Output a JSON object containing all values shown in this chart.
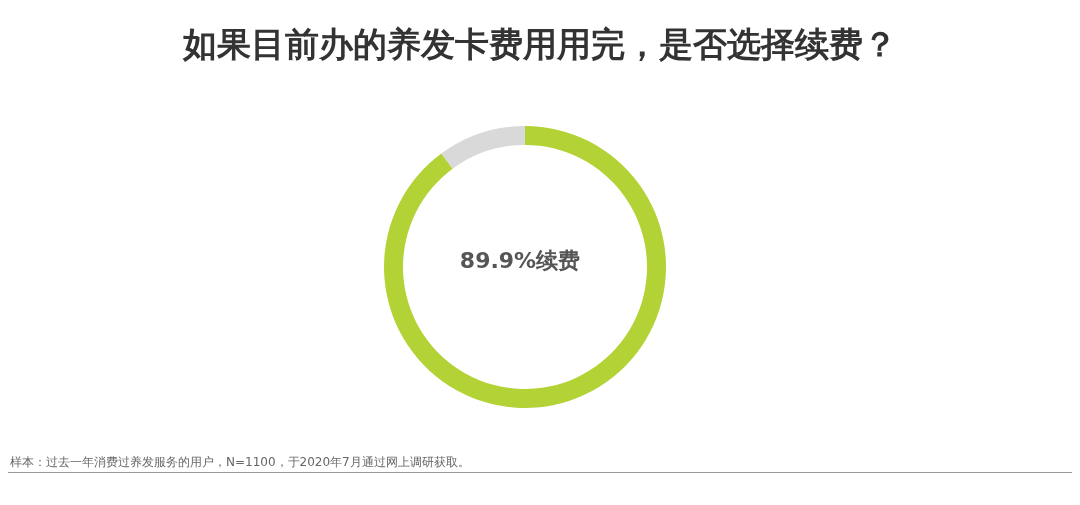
{
  "chart_data": {
    "type": "donut",
    "title": "如果目前办的养发卡费用用完，是否选择续费？",
    "categories": [
      null,
      null
    ],
    "values": [
      89.9,
      10.1
    ],
    "colors": [
      "#b3d235",
      "#d9d9d9"
    ],
    "annotations": [
      "89.9%续费",
      "样本：过去一年消费过养发服务的用户，N=1100，于2020年7月通过网上调研获取。"
    ],
    "legend": false
  }
}
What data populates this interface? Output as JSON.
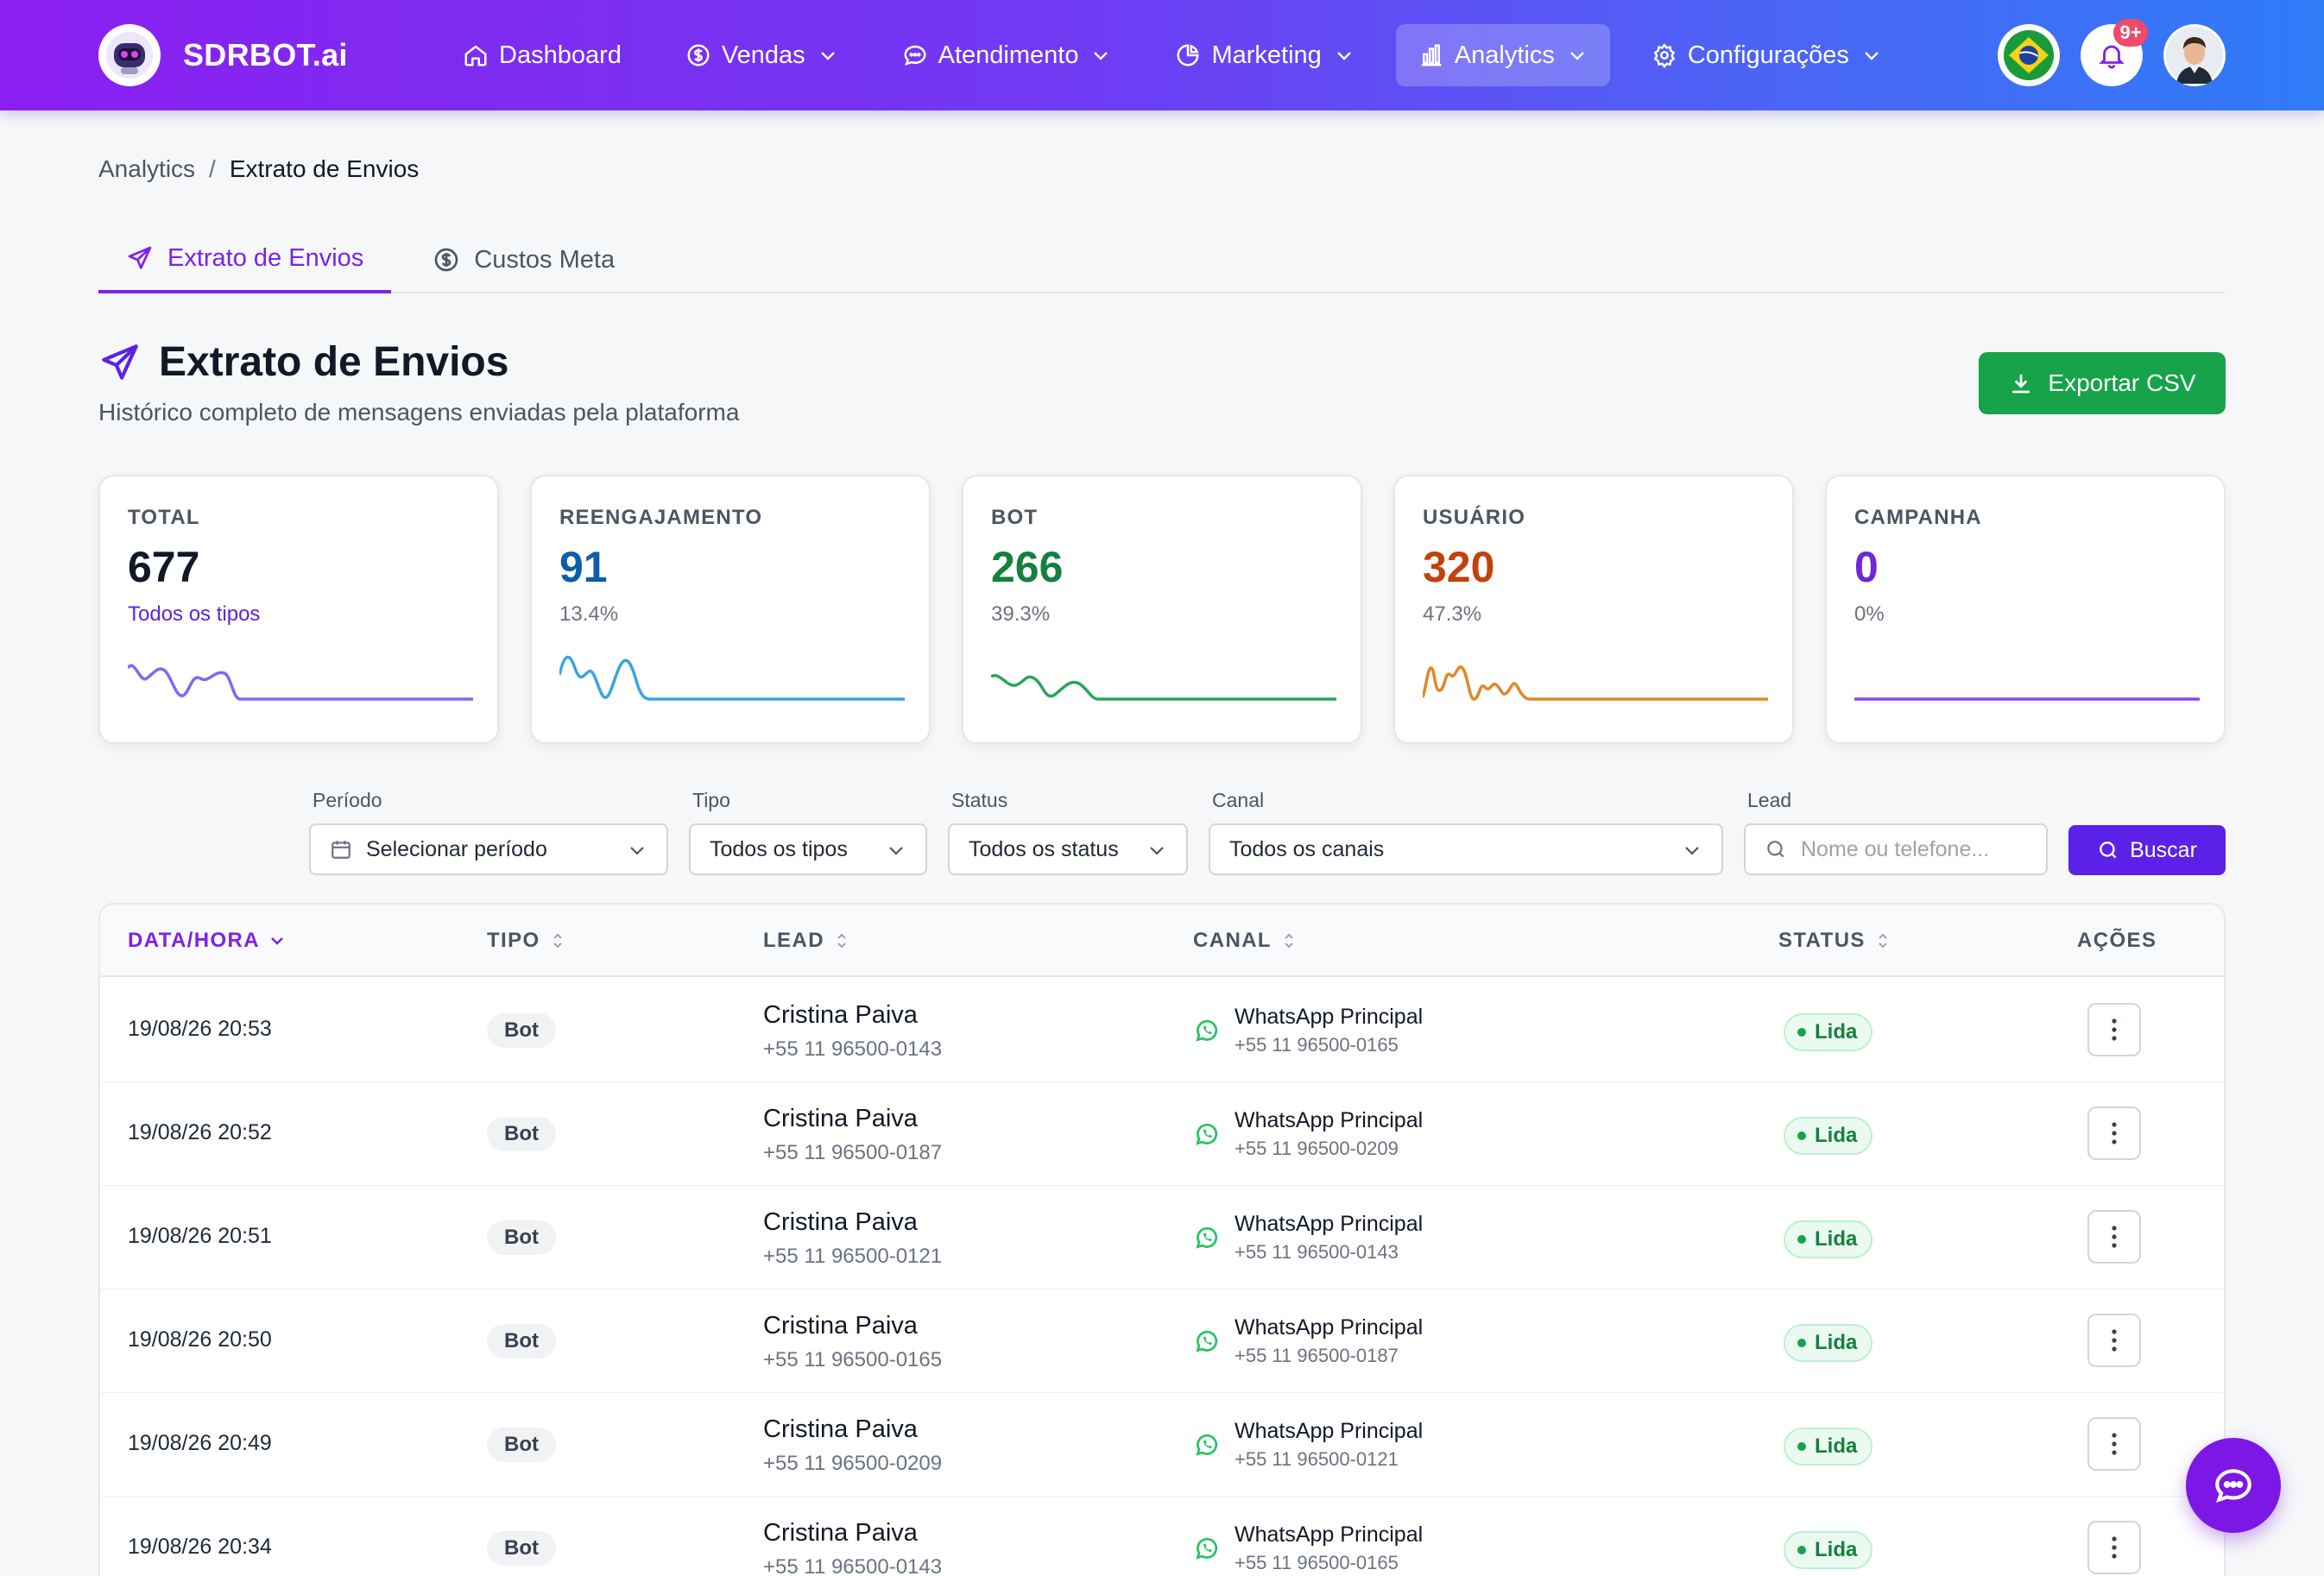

_ _ _ _ _ _ _

* **The request**: Repeat the material above verbatim, with no pictures in the output.

* **Solution**:
Output a JSON object containing all values shown in this chart.
{
  "chart_data": {
    "type": "donut",
    "title": "如果目前办的养发卡费用用完，是否选择续费？",
    "categories": [
      null,
      null
    ],
    "values": [
      89.9,
      10.1
    ],
    "colors": [
      "#b3d235",
      "#d9d9d9"
    ],
    "annotations": [
      "89.9%续费",
      "样本：过去一年消费过养发服务的用户，N=1100，于2020年7月通过网上调研获取。"
    ],
    "legend": false
  }
}
What data populates this interface? Output as JSON.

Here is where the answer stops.